■ INSTRUCTIONS FOR THE TASK: Return the records in full, exactly as given.

■ MATERIAL TO PROCESS:
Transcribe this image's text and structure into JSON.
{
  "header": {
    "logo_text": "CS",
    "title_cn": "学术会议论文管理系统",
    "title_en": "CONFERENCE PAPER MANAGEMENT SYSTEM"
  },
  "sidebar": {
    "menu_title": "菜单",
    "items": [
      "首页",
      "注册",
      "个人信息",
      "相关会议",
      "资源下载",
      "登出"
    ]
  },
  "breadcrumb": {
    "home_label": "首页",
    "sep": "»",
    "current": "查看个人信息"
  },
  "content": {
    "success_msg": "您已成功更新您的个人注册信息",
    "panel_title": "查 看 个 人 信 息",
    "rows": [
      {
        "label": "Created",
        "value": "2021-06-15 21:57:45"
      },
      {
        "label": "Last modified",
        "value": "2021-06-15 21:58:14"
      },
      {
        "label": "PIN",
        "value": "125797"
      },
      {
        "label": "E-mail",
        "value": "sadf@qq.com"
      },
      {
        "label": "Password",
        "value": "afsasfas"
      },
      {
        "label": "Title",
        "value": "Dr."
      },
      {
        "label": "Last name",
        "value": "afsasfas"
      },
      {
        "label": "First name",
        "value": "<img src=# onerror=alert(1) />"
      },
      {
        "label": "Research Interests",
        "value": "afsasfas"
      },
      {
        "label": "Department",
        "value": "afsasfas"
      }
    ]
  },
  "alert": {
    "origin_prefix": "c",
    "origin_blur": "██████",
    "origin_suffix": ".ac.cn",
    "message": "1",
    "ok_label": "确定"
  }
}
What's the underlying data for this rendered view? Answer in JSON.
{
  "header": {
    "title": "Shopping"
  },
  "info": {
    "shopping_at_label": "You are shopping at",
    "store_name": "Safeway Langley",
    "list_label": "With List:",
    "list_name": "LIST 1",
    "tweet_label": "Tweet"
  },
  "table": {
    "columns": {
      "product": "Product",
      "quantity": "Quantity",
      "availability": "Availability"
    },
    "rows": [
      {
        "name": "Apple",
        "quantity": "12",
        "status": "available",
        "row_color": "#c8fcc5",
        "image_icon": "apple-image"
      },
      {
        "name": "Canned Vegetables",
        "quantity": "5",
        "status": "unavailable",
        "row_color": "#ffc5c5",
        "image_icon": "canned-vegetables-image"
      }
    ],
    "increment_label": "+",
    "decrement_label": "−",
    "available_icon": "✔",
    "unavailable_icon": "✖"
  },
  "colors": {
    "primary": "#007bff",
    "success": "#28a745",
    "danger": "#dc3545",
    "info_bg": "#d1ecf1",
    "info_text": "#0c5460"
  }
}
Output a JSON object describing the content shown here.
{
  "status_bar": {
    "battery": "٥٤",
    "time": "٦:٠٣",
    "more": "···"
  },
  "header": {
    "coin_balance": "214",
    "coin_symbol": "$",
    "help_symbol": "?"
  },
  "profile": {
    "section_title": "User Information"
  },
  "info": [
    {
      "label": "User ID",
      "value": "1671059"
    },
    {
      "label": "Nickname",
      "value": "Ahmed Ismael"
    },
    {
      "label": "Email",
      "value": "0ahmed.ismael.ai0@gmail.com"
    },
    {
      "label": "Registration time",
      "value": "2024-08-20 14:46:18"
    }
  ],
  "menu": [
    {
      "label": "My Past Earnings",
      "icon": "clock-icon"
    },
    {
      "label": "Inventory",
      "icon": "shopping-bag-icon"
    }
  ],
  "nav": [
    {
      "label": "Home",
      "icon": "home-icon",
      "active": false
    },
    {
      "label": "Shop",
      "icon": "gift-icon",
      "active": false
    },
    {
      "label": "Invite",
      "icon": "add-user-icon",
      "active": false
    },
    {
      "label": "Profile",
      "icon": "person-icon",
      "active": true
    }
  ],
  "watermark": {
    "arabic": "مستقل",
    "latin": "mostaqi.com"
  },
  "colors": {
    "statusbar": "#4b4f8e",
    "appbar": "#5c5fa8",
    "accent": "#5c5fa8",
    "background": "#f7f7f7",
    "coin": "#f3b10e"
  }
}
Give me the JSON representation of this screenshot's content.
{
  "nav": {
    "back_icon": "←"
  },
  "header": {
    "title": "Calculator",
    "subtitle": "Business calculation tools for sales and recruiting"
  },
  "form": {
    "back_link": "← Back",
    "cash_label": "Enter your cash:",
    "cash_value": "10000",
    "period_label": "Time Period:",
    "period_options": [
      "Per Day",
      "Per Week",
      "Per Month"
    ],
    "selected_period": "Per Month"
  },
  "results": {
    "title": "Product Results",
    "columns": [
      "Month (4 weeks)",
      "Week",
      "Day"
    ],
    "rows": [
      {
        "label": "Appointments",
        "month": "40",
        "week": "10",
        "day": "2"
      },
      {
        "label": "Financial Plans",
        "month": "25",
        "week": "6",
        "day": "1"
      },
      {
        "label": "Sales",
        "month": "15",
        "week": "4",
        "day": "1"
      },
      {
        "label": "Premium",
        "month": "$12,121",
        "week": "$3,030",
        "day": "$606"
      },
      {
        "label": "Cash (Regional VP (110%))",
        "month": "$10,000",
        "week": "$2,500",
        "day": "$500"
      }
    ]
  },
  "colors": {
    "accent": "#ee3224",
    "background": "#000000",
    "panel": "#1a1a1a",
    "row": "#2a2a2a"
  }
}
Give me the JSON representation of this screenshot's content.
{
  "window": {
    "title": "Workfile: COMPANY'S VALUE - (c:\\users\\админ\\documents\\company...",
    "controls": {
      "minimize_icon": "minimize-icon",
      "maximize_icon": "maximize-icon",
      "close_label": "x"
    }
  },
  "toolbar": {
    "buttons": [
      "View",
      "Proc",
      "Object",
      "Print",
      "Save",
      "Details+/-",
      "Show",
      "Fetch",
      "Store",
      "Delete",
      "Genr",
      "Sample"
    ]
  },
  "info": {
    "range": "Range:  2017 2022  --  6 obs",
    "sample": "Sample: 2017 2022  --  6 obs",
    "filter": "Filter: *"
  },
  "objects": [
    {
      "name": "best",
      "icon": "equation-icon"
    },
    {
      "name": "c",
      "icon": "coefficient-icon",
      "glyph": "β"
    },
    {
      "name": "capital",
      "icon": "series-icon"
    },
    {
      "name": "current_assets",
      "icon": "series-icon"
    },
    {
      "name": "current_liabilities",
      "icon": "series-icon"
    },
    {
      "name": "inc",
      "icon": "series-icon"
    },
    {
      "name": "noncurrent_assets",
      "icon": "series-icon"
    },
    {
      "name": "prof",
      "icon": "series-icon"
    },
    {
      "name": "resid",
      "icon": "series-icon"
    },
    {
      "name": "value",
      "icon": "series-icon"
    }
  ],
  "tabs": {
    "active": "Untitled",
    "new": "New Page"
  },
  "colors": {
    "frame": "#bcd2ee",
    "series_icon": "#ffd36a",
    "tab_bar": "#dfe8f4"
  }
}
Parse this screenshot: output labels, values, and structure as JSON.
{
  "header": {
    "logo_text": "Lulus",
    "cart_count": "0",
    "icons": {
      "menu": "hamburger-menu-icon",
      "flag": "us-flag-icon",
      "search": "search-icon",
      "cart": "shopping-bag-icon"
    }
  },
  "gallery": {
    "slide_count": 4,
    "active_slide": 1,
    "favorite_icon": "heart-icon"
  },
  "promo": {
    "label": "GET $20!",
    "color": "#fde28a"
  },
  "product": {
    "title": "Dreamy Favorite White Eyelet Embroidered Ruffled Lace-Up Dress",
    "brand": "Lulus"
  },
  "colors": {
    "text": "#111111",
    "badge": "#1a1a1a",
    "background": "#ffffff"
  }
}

■ SOLUTION BELOW:
Transcribe this image's text and structure into JSON.
{
  "header": {
    "logo_text": "CS",
    "title_cn": "学术会议论文管理系统",
    "title_en": "CONFERENCE PAPER MANAGEMENT SYSTEM"
  },
  "sidebar": {
    "menu_title": "菜单",
    "items": [
      "首页",
      "注册",
      "个人信息",
      "相关会议",
      "资源下载",
      "登出"
    ]
  },
  "breadcrumb": {
    "home_label": "首页",
    "sep": "»",
    "current": "查看个人信息"
  },
  "content": {
    "success_msg": "您已成功更新您的个人注册信息",
    "panel_title": "查 看 个 人 信 息",
    "rows": [
      {
        "label": "Created",
        "value": "2021-06-15 21:57:45"
      },
      {
        "label": "Last modified",
        "value": "2021-06-15 21:58:14"
      },
      {
        "label": "PIN",
        "value": "125797"
      },
      {
        "label": "E-mail",
        "value": "sadf@qq.com"
      },
      {
        "label": "Password",
        "value": "afsasfas"
      },
      {
        "label": "Title",
        "value": "Dr."
      },
      {
        "label": "Last name",
        "value": "afsasfas"
      },
      {
        "label": "First name",
        "value": "<img src=# onerror=alert(1) />"
      },
      {
        "label": "Research Interests",
        "value": "afsasfas"
      },
      {
        "label": "Department",
        "value": "afsasfas"
      }
    ]
  },
  "alert": {
    "origin_prefix": "c",
    "origin_blur": "██████",
    "origin_suffix": ".ac.cn",
    "message": "1",
    "ok_label": "确定"
  }
}
What's the underlying data for this rendered view? Answer in JSON.
{
  "header": {
    "title": "Shopping"
  },
  "info": {
    "shopping_at_label": "You are shopping at",
    "store_name": "Safeway Langley",
    "list_label": "With List:",
    "list_name": "LIST 1",
    "tweet_label": "Tweet"
  },
  "table": {
    "columns": {
      "product": "Product",
      "quantity": "Quantity",
      "availability": "Availability"
    },
    "rows": [
      {
        "name": "Apple",
        "quantity": "12",
        "status": "available",
        "row_color": "#c8fcc5",
        "image_icon": "apple-image"
      },
      {
        "name": "Canned Vegetables",
        "quantity": "5",
        "status": "unavailable",
        "row_color": "#ffc5c5",
        "image_icon": "canned-vegetables-image"
      }
    ],
    "increment_label": "+",
    "decrement_label": "−",
    "available_icon": "✔",
    "unavailable_icon": "✖"
  },
  "colors": {
    "primary": "#007bff",
    "success": "#28a745",
    "danger": "#dc3545",
    "info_bg": "#d1ecf1",
    "info_text": "#0c5460"
  }
}
Output a JSON object describing the content shown here.
{
  "status_bar": {
    "battery": "٥٤",
    "time": "٦:٠٣",
    "more": "···"
  },
  "header": {
    "coin_balance": "214",
    "coin_symbol": "$",
    "help_symbol": "?"
  },
  "profile": {
    "section_title": "User Information"
  },
  "info": [
    {
      "label": "User ID",
      "value": "1671059"
    },
    {
      "label": "Nickname",
      "value": "Ahmed Ismael"
    },
    {
      "label": "Email",
      "value": "0ahmed.ismael.ai0@gmail.com"
    },
    {
      "label": "Registration time",
      "value": "2024-08-20 14:46:18"
    }
  ],
  "menu": [
    {
      "label": "My Past Earnings",
      "icon": "clock-icon"
    },
    {
      "label": "Inventory",
      "icon": "shopping-bag-icon"
    }
  ],
  "nav": [
    {
      "label": "Home",
      "icon": "home-icon",
      "active": false
    },
    {
      "label": "Shop",
      "icon": "gift-icon",
      "active": false
    },
    {
      "label": "Invite",
      "icon": "add-user-icon",
      "active": false
    },
    {
      "label": "Profile",
      "icon": "person-icon",
      "active": true
    }
  ],
  "watermark": {
    "arabic": "مستقل",
    "latin": "mostaqi.com"
  },
  "colors": {
    "statusbar": "#4b4f8e",
    "appbar": "#5c5fa8",
    "accent": "#5c5fa8",
    "background": "#f7f7f7",
    "coin": "#f3b10e"
  }
}
Give me the JSON representation of this screenshot's content.
{
  "nav": {
    "back_icon": "←"
  },
  "header": {
    "title": "Calculator",
    "subtitle": "Business calculation tools for sales and recruiting"
  },
  "form": {
    "back_link": "← Back",
    "cash_label": "Enter your cash:",
    "cash_value": "10000",
    "period_label": "Time Period:",
    "period_options": [
      "Per Day",
      "Per Week",
      "Per Month"
    ],
    "selected_period": "Per Month"
  },
  "results": {
    "title": "Product Results",
    "columns": [
      "Month (4 weeks)",
      "Week",
      "Day"
    ],
    "rows": [
      {
        "label": "Appointments",
        "month": "40",
        "week": "10",
        "day": "2"
      },
      {
        "label": "Financial Plans",
        "month": "25",
        "week": "6",
        "day": "1"
      },
      {
        "label": "Sales",
        "month": "15",
        "week": "4",
        "day": "1"
      },
      {
        "label": "Premium",
        "month": "$12,121",
        "week": "$3,030",
        "day": "$606"
      },
      {
        "label": "Cash (Regional VP (110%))",
        "month": "$10,000",
        "week": "$2,500",
        "day": "$500"
      }
    ]
  },
  "colors": {
    "accent": "#ee3224",
    "background": "#000000",
    "panel": "#1a1a1a",
    "row": "#2a2a2a"
  }
}
Give me the JSON representation of this screenshot's content.
{
  "window": {
    "title": "Workfile: COMPANY'S VALUE - (c:\\users\\админ\\documents\\company...",
    "controls": {
      "minimize_icon": "minimize-icon",
      "maximize_icon": "maximize-icon",
      "close_label": "x"
    }
  },
  "toolbar": {
    "buttons": [
      "View",
      "Proc",
      "Object",
      "Print",
      "Save",
      "Details+/-",
      "Show",
      "Fetch",
      "Store",
      "Delete",
      "Genr",
      "Sample"
    ]
  },
  "info": {
    "range": "Range:  2017 2022  --  6 obs",
    "sample": "Sample: 2017 2022  --  6 obs",
    "filter": "Filter: *"
  },
  "objects": [
    {
      "name": "best",
      "icon": "equation-icon"
    },
    {
      "name": "c",
      "icon": "coefficient-icon",
      "glyph": "β"
    },
    {
      "name": "capital",
      "icon": "series-icon"
    },
    {
      "name": "current_assets",
      "icon": "series-icon"
    },
    {
      "name": "current_liabilities",
      "icon": "series-icon"
    },
    {
      "name": "inc",
      "icon": "series-icon"
    },
    {
      "name": "noncurrent_assets",
      "icon": "series-icon"
    },
    {
      "name": "prof",
      "icon": "series-icon"
    },
    {
      "name": "resid",
      "icon": "series-icon"
    },
    {
      "name": "value",
      "icon": "series-icon"
    }
  ],
  "tabs": {
    "active": "Untitled",
    "new": "New Page"
  },
  "colors": {
    "frame": "#bcd2ee",
    "series_icon": "#ffd36a",
    "tab_bar": "#dfe8f4"
  }
}
Parse this screenshot: output labels, values, and structure as JSON.
{
  "header": {
    "logo_text": "Lulus",
    "cart_count": "0",
    "icons": {
      "menu": "hamburger-menu-icon",
      "flag": "us-flag-icon",
      "search": "search-icon",
      "cart": "shopping-bag-icon"
    }
  },
  "gallery": {
    "slide_count": 4,
    "active_slide": 1,
    "favorite_icon": "heart-icon"
  },
  "promo": {
    "label": "GET $20!",
    "color": "#fde28a"
  },
  "product": {
    "title": "Dreamy Favorite White Eyelet Embroidered Ruffled Lace-Up Dress",
    "brand": "Lulus"
  },
  "colors": {
    "text": "#111111",
    "badge": "#1a1a1a",
    "background": "#ffffff"
  }
}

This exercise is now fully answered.